* **WORK INSTRUCTIONS**
Which lines include the word "Land"? Copy each of them.

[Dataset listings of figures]
● ● ●
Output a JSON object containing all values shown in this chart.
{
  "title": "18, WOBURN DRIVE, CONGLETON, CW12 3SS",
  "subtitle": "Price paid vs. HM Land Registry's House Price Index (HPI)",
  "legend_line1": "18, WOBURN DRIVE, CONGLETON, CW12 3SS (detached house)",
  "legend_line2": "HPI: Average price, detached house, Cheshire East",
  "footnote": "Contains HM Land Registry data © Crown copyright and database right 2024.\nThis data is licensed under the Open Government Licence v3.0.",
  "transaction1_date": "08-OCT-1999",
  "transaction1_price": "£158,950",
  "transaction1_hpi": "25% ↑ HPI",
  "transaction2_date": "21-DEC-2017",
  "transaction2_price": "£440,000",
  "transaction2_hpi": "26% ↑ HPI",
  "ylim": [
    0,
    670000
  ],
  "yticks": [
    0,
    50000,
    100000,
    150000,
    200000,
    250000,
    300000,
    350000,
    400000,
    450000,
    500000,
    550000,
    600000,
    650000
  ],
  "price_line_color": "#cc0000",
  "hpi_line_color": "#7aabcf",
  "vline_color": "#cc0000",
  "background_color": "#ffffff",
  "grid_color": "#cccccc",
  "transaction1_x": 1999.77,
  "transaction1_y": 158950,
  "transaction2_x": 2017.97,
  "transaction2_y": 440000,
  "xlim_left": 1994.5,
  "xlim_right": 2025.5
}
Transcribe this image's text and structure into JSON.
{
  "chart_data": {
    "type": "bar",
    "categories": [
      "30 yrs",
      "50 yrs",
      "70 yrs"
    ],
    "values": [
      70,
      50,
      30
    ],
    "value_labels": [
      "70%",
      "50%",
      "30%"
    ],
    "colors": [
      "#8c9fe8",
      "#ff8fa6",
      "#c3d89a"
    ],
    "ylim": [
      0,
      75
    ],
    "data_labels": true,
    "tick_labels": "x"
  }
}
● ● ●
* **TASK ANSWER**
  "subtitle": "Price paid vs. HM Land Registry's House Price Index (HPI)",
  "footnote": "Contains HM Land Registry data © Crown copyright and database right 2024.\nThis data is licensed under the Open Government Licence v3.0.",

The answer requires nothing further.